Entries taken from a collection:
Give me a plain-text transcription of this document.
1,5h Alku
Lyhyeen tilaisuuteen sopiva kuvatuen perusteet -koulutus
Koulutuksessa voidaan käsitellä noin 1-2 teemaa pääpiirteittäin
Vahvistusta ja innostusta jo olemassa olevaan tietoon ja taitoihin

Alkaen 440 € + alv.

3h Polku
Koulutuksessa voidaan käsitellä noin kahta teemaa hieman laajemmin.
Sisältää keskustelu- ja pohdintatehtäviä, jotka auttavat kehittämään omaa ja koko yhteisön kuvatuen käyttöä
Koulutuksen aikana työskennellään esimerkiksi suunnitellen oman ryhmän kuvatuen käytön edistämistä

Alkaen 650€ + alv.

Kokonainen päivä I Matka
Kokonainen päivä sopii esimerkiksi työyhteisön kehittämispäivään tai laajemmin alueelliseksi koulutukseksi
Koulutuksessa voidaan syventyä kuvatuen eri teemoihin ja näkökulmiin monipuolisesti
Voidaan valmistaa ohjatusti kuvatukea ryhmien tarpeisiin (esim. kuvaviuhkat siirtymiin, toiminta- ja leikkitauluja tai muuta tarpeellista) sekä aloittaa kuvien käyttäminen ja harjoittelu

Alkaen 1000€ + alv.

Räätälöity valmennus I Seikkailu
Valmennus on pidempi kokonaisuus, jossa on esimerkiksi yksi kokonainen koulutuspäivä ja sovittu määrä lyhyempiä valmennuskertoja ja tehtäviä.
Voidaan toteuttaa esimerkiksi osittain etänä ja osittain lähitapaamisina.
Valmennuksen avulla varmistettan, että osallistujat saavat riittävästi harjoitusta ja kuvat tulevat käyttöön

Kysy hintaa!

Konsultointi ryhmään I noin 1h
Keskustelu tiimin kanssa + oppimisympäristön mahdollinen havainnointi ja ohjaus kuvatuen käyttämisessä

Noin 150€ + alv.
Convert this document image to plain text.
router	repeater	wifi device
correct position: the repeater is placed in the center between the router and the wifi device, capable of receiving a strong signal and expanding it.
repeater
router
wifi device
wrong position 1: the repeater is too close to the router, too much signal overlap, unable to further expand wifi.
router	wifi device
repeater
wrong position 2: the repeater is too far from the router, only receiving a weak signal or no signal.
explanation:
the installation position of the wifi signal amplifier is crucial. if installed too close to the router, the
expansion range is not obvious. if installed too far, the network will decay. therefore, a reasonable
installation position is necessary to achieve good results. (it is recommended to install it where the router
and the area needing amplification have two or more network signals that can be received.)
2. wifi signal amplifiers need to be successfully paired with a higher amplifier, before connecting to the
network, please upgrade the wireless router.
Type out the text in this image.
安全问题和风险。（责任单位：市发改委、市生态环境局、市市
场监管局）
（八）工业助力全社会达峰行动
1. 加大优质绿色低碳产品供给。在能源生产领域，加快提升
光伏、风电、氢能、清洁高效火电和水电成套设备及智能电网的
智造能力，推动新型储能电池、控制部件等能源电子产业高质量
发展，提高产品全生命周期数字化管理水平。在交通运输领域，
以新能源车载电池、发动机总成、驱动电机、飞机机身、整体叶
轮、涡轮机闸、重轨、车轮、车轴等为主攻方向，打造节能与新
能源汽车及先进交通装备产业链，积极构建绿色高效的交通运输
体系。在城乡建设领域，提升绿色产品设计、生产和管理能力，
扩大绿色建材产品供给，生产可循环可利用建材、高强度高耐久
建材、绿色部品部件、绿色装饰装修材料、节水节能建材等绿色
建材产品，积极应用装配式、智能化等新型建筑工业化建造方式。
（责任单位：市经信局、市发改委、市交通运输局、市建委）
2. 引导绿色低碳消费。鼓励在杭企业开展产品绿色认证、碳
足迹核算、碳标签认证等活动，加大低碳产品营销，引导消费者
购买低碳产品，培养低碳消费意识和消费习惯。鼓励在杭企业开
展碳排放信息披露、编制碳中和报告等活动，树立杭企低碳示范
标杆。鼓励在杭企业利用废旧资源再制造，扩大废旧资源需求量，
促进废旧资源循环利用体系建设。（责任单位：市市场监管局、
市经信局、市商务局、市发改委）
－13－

● **WHAT THE EXERCISE ASKS**:
In full and verbatim, repeat the records given above.

● **FULL ANSWER**:
Give me a plain-text transcription of this document.
1,5h Alku
Lyhyeen tilaisuuteen sopiva kuvatuen perusteet -koulutus
Koulutuksessa voidaan käsitellä noin 1-2 teemaa pääpiirteittäin
Vahvistusta ja innostusta jo olemassa olevaan tietoon ja taitoihin

Alkaen 440 € + alv.

3h Polku
Koulutuksessa voidaan käsitellä noin kahta teemaa hieman laajemmin.
Sisältää keskustelu- ja pohdintatehtäviä, jotka auttavat kehittämään omaa ja koko yhteisön kuvatuen käyttöä
Koulutuksen aikana työskennellään esimerkiksi suunnitellen oman ryhmän kuvatuen käytön edistämistä

Alkaen 650€ + alv.

Kokonainen päivä I Matka
Kokonainen päivä sopii esimerkiksi työyhteisön kehittämispäivään tai laajemmin alueelliseksi koulutukseksi
Koulutuksessa voidaan syventyä kuvatuen eri teemoihin ja näkökulmiin monipuolisesti
Voidaan valmistaa ohjatusti kuvatukea ryhmien tarpeisiin (esim. kuvaviuhkat siirtymiin, toiminta- ja leikkitauluja tai muuta tarpeellista) sekä aloittaa kuvien käyttäminen ja harjoittelu

Alkaen 1000€ + alv.

Räätälöity valmennus I Seikkailu
Valmennus on pidempi kokonaisuus, jossa on esimerkiksi yksi kokonainen koulutuspäivä ja sovittu määrä lyhyempiä valmennuskertoja ja tehtäviä.
Voidaan toteuttaa esimerkiksi osittain etänä ja osittain lähitapaamisina.
Valmennuksen avulla varmistettan, että osallistujat saavat riittävästi harjoitusta ja kuvat tulevat käyttöön

Kysy hintaa!

Konsultointi ryhmään I noin 1h
Keskustelu tiimin kanssa + oppimisympäristön mahdollinen havainnointi ja ohjaus kuvatuen käyttämisessä

Noin 150€ + alv.
Convert this document image to plain text.
router	repeater	wifi device
correct position: the repeater is placed in the center between the router and the wifi device, capable of receiving a strong signal and expanding it.
repeater
router
wifi device
wrong position 1: the repeater is too close to the router, too much signal overlap, unable to further expand wifi.
router	wifi device
repeater
wrong position 2: the repeater is too far from the router, only receiving a weak signal or no signal.
explanation:
the installation position of the wifi signal amplifier is crucial. if installed too close to the router, the
expansion range is not obvious. if installed too far, the network will decay. therefore, a reasonable
installation position is necessary to achieve good results. (it is recommended to install it where the router
and the area needing amplification have two or more network signals that can be received.)
2. wifi signal amplifiers need to be successfully paired with a higher amplifier, before connecting to the
network, please upgrade the wireless router.
Type out the text in this image.
安全问题和风险。（责任单位：市发改委、市生态环境局、市市
场监管局）
（八）工业助力全社会达峰行动
1. 加大优质绿色低碳产品供给。在能源生产领域，加快提升
光伏、风电、氢能、清洁高效火电和水电成套设备及智能电网的
智造能力，推动新型储能电池、控制部件等能源电子产业高质量
发展，提高产品全生命周期数字化管理水平。在交通运输领域，
以新能源车载电池、发动机总成、驱动电机、飞机机身、整体叶
轮、涡轮机闸、重轨、车轮、车轴等为主攻方向，打造节能与新
能源汽车及先进交通装备产业链，积极构建绿色高效的交通运输
体系。在城乡建设领域，提升绿色产品设计、生产和管理能力，
扩大绿色建材产品供给，生产可循环可利用建材、高强度高耐久
建材、绿色部品部件、绿色装饰装修材料、节水节能建材等绿色
建材产品，积极应用装配式、智能化等新型建筑工业化建造方式。
（责任单位：市经信局、市发改委、市交通运输局、市建委）
2. 引导绿色低碳消费。鼓励在杭企业开展产品绿色认证、碳
足迹核算、碳标签认证等活动，加大低碳产品营销，引导消费者
购买低碳产品，培养低碳消费意识和消费习惯。鼓励在杭企业开
展碳排放信息披露、编制碳中和报告等活动，树立杭企低碳示范
标杆。鼓励在杭企业利用废旧资源再制造，扩大废旧资源需求量，
促进废旧资源循环利用体系建设。（责任单位：市市场监管局、
市经信局、市商务局、市发改委）
－13－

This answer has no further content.